List each line in which the string "每秒一次持续鸣叫" appears.
● ● ● ● ●
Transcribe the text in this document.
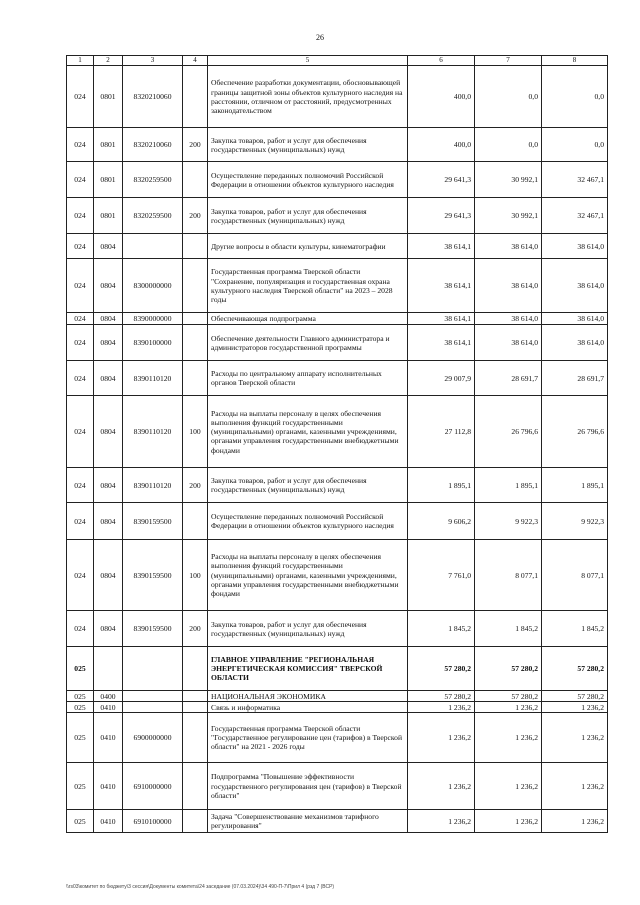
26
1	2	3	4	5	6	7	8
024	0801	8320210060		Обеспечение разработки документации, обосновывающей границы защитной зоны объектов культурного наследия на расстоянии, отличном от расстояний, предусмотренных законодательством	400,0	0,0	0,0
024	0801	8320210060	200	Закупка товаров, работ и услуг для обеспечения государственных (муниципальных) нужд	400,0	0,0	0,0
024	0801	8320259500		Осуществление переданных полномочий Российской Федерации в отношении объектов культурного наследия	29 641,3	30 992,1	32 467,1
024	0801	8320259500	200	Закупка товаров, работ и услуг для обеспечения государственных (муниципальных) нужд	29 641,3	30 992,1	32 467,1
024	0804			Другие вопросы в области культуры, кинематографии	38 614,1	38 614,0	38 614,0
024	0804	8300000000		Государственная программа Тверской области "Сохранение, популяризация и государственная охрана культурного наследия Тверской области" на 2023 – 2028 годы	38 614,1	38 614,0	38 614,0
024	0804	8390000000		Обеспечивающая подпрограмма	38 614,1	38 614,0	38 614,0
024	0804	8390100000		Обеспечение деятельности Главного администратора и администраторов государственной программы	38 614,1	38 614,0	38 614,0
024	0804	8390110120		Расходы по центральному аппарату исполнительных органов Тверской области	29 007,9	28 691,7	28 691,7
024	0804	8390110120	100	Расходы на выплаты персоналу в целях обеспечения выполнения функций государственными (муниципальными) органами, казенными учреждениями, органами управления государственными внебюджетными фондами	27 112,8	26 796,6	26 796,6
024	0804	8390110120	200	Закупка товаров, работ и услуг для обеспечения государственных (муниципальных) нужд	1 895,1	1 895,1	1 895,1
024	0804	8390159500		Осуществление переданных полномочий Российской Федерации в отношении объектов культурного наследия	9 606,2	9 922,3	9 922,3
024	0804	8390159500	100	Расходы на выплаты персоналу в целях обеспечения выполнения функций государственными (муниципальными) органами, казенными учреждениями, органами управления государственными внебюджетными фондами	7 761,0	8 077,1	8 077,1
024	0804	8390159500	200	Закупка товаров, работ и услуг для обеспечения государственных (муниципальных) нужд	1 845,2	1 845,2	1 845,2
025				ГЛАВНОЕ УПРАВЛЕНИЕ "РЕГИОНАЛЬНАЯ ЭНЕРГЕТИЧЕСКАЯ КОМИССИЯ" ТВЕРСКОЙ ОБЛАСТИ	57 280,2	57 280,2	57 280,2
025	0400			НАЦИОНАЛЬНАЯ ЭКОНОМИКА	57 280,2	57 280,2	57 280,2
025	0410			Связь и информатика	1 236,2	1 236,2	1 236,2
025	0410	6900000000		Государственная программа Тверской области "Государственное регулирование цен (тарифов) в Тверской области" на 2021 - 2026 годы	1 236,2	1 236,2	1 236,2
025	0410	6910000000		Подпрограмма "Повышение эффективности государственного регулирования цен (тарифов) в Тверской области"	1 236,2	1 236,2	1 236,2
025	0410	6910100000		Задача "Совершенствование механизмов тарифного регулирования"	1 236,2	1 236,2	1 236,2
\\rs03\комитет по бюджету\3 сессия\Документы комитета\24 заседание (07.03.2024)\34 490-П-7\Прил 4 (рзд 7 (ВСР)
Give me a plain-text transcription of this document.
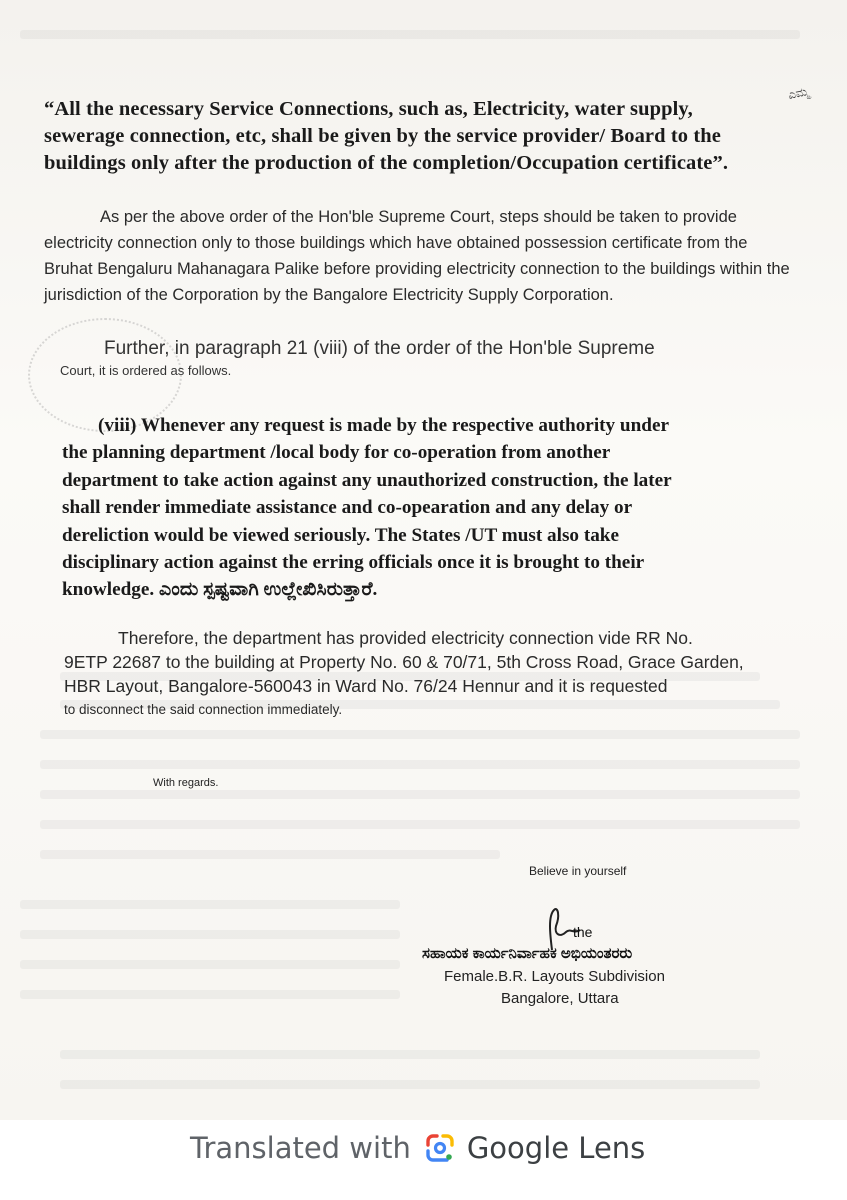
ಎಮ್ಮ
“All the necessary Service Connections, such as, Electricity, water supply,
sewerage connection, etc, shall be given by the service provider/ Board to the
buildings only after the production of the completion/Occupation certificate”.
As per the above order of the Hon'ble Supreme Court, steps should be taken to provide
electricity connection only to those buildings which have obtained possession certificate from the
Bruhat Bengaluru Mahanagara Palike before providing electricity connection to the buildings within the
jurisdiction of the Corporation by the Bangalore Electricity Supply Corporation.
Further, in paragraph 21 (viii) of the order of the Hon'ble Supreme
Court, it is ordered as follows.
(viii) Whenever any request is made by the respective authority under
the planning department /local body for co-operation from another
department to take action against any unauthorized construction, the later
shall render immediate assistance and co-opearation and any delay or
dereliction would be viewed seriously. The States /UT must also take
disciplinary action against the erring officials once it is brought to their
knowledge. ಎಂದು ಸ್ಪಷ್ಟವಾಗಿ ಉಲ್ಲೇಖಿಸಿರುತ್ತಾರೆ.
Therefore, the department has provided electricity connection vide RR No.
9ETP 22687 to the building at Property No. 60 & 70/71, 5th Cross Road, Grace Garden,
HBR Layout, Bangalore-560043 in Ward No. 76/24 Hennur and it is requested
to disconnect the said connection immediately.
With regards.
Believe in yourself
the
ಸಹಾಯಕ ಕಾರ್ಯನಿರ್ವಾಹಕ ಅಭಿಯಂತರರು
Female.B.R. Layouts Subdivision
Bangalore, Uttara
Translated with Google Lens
● ● ● ● ●
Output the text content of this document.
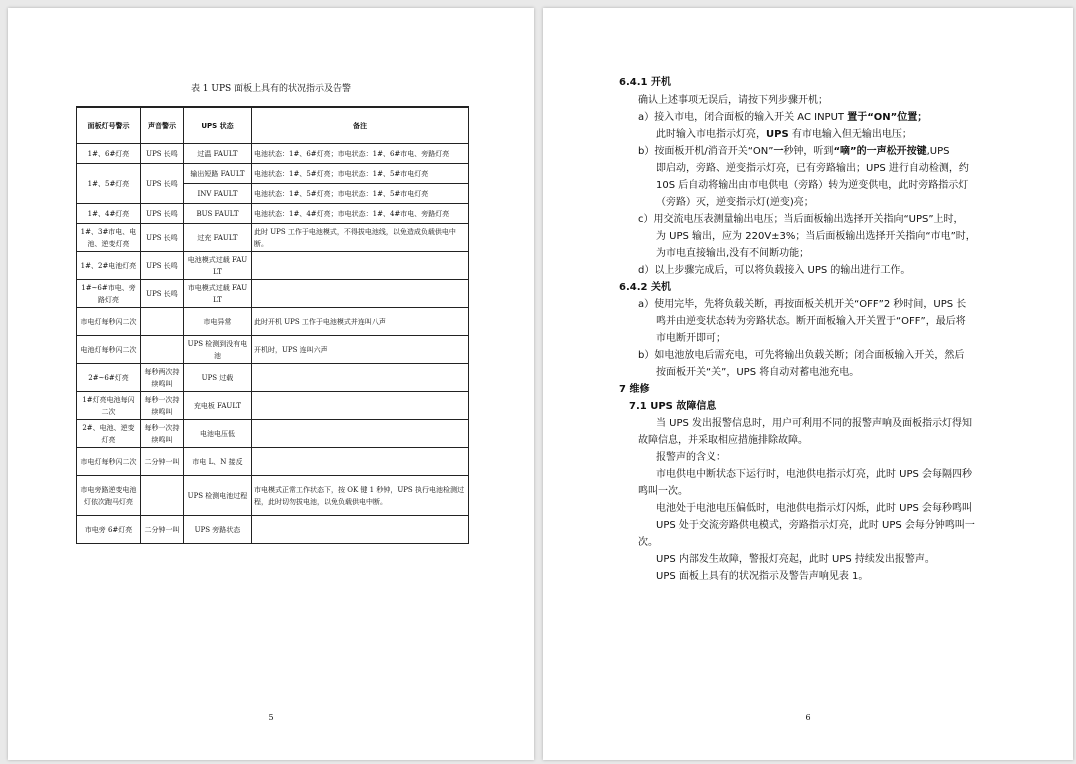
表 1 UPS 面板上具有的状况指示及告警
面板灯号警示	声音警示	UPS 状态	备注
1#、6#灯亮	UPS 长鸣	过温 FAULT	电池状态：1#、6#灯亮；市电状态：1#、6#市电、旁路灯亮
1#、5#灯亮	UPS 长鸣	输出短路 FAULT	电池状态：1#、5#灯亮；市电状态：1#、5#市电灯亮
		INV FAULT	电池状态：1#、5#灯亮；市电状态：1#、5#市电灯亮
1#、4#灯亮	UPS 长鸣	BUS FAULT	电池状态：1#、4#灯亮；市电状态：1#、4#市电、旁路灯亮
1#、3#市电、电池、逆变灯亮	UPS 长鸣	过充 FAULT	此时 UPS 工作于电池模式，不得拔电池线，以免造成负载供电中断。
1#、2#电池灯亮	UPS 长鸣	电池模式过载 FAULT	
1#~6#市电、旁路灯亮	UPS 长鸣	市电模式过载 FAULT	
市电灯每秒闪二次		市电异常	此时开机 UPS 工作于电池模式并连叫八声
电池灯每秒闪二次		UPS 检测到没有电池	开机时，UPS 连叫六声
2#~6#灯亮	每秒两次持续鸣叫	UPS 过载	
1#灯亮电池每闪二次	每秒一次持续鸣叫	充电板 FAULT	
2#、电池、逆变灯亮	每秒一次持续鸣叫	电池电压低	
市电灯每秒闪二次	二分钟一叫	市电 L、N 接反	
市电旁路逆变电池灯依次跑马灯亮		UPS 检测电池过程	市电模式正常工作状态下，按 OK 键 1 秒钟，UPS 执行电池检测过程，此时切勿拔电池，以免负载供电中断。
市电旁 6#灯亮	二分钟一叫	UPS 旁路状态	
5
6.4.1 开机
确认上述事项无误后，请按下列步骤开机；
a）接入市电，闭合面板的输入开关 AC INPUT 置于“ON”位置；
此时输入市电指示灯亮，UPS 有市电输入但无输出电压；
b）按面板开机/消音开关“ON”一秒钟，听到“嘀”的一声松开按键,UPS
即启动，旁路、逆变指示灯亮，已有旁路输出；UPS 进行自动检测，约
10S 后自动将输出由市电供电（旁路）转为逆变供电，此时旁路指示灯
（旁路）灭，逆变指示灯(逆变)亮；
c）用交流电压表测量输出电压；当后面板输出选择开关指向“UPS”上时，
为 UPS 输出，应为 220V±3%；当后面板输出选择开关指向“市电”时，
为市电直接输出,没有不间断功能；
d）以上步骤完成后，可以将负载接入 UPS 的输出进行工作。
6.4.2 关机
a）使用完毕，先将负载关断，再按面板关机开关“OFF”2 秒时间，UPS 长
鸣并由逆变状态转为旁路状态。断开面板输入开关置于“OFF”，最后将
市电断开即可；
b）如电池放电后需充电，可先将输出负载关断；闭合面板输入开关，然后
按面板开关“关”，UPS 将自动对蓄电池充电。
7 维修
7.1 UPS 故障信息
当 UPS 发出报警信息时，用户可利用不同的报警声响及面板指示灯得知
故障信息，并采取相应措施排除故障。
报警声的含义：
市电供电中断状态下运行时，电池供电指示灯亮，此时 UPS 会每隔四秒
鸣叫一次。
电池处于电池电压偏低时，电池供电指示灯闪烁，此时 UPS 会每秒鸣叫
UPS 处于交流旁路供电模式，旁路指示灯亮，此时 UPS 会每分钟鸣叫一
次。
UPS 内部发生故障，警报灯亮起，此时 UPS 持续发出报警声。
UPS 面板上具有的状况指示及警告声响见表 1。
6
● ● ● ● ●
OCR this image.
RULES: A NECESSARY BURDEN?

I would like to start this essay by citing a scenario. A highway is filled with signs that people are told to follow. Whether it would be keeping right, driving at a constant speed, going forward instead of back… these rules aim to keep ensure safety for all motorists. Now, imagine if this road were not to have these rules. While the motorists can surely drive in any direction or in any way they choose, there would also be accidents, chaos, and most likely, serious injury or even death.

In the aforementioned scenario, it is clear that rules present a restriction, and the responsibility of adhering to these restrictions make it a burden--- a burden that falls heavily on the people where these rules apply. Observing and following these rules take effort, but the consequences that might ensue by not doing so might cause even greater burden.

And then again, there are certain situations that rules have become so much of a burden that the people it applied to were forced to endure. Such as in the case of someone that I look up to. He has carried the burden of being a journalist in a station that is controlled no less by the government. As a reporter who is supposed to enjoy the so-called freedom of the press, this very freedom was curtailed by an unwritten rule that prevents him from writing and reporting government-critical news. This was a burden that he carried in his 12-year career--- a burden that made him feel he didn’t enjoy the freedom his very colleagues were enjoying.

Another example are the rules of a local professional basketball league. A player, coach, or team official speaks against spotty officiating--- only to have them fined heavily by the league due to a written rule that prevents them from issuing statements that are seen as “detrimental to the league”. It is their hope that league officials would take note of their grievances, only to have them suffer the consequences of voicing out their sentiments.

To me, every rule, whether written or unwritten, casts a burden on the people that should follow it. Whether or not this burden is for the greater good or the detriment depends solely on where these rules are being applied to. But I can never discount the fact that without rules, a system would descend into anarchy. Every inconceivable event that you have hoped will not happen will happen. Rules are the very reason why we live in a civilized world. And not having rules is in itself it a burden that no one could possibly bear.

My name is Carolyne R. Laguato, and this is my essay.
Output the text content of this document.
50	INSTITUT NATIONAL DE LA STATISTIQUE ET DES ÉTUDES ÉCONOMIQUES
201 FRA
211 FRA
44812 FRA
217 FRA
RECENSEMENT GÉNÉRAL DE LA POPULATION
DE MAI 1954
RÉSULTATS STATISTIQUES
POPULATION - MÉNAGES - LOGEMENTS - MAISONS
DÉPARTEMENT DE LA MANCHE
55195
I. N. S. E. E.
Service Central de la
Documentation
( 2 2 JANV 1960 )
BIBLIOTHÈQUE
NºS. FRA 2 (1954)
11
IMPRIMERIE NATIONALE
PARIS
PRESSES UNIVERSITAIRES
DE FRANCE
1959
● ● ● ● ●
Completed exercise
1#灯亮电池每闪二次	每秒一次持续鸣叫	充电板 FAULT	
2#、电池、逆变灯亮	每秒一次持续鸣叫	电池电压低	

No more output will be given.